Stated goal:
Reproduce every line of the records below verbatim, keeping each character, number and spacing unchanged.

▶

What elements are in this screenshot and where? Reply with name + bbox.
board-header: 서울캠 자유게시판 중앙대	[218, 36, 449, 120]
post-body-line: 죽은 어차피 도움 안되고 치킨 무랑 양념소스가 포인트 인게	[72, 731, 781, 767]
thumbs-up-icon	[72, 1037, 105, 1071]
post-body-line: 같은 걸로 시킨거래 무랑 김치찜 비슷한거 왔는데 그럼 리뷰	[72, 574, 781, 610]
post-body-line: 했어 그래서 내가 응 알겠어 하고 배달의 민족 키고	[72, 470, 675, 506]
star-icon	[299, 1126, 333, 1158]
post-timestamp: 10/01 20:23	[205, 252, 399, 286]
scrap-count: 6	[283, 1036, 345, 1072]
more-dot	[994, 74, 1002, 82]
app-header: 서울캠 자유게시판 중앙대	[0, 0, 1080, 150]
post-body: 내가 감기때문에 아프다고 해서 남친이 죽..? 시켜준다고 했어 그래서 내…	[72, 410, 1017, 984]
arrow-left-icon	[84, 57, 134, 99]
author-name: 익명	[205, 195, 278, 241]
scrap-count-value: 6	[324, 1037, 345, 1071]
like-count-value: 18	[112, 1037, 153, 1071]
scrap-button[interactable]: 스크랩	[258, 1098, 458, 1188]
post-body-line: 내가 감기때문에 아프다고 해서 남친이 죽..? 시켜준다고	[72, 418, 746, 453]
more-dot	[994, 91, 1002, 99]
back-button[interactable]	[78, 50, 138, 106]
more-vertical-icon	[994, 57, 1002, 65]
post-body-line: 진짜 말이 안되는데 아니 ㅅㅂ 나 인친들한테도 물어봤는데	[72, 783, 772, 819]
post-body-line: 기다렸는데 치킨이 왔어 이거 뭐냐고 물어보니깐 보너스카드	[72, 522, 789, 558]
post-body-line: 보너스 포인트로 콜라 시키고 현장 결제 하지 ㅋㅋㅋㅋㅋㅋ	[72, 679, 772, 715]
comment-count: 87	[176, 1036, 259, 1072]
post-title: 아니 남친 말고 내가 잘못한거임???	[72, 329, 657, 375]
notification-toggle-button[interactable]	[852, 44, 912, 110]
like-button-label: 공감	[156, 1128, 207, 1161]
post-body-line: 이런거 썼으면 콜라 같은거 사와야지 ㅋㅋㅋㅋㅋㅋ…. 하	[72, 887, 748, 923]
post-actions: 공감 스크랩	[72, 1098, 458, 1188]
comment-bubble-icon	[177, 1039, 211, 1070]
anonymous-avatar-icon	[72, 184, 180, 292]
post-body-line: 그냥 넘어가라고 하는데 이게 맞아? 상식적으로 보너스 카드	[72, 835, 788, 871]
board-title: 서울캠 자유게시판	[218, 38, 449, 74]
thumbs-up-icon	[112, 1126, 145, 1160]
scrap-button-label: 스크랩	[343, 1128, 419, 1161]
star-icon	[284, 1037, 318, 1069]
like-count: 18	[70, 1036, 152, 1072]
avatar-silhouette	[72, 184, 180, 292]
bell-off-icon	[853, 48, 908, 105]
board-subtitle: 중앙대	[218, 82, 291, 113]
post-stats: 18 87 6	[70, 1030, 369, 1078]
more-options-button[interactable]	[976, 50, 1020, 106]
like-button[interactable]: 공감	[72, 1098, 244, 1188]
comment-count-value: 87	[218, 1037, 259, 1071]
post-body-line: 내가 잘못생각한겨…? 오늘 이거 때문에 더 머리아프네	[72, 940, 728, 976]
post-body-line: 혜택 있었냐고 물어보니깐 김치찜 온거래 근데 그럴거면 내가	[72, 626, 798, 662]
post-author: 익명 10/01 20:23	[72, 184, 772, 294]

◀

Response:
What elements are in this screenshot and where? Reply with name + bbox.
board-header: 서울캠 자유게시판 중앙대	[218, 36, 449, 120]
post-body-line: 죽은 어차피 도움 안되고 치킨 무랑 양념소스가 포인트 인게	[72, 731, 781, 767]
thumbs-up-icon	[72, 1037, 105, 1071]
post-body-line: 같은 걸로 시킨거래 무랑 김치찜 비슷한거 왔는데 그럼 리뷰	[72, 574, 781, 610]
post-body-line: 했어 그래서 내가 응 알겠어 하고 배달의 민족 키고	[72, 470, 675, 506]
star-icon	[299, 1126, 333, 1158]
post-timestamp: 10/01 20:23	[205, 252, 399, 286]
scrap-count: 6	[283, 1036, 345, 1072]
more-dot	[994, 74, 1002, 82]
app-header: 서울캠 자유게시판 중앙대	[0, 0, 1080, 150]
post-body: 내가 감기때문에 아프다고 해서 남친이 죽..? 시켜준다고 했어 그래서 내…	[72, 410, 1017, 984]
arrow-left-icon	[84, 57, 134, 99]
author-name: 익명	[205, 195, 278, 241]
scrap-count-value: 6	[324, 1037, 345, 1071]
like-count-value: 18	[112, 1037, 153, 1071]
scrap-button[interactable]: 스크랩	[258, 1098, 458, 1188]
post-body-line: 내가 감기때문에 아프다고 해서 남친이 죽..? 시켜준다고	[72, 418, 746, 453]
more-dot	[994, 91, 1002, 99]
back-button[interactable]	[78, 50, 138, 106]
more-vertical-icon	[994, 57, 1002, 65]
post-body-line: 진짜 말이 안되는데 아니 ㅅㅂ 나 인친들한테도 물어봤는데	[72, 783, 772, 819]
post-body-line: 기다렸는데 치킨이 왔어 이거 뭐냐고 물어보니깐 보너스카드	[72, 522, 789, 558]
post-body-line: 보너스 포인트로 콜라 시키고 현장 결제 하지 ㅋㅋㅋㅋㅋㅋ	[72, 679, 772, 715]
comment-count: 87	[176, 1036, 259, 1072]
post-title: 아니 남친 말고 내가 잘못한거임???	[72, 329, 657, 375]
notification-toggle-button[interactable]	[852, 44, 912, 110]
like-button-label: 공감	[156, 1128, 207, 1161]
post-body-line: 이런거 썼으면 콜라 같은거 사와야지 ㅋㅋㅋㅋㅋㅋ…. 하	[72, 887, 748, 923]
post-actions: 공감 스크랩	[72, 1098, 458, 1188]
comment-bubble-icon	[177, 1039, 211, 1070]
anonymous-avatar-icon	[72, 184, 180, 292]
post-body-line: 그냥 넘어가라고 하는데 이게 맞아? 상식적으로 보너스 카드	[72, 835, 788, 871]
board-title: 서울캠 자유게시판	[218, 38, 449, 74]
thumbs-up-icon	[112, 1126, 145, 1160]
scrap-button-label: 스크랩	[343, 1128, 419, 1161]
star-icon	[284, 1037, 318, 1069]
like-count: 18	[70, 1036, 152, 1072]
avatar-silhouette	[72, 184, 180, 292]
bell-off-icon	[853, 48, 908, 105]
board-subtitle: 중앙대	[218, 82, 291, 113]
post-stats: 18 87 6	[70, 1030, 369, 1078]
more-options-button[interactable]	[976, 50, 1020, 106]
like-button[interactable]: 공감	[72, 1098, 244, 1188]
comment-count-value: 87	[218, 1037, 259, 1071]
post-body-line: 내가 잘못생각한겨…? 오늘 이거 때문에 더 머리아프네	[72, 940, 728, 976]
post-body-line: 혜택 있었냐고 물어보니깐 김치찜 온거래 근데 그럴거면 내가	[72, 626, 798, 662]
post-author: 익명 10/01 20:23	[72, 184, 772, 294]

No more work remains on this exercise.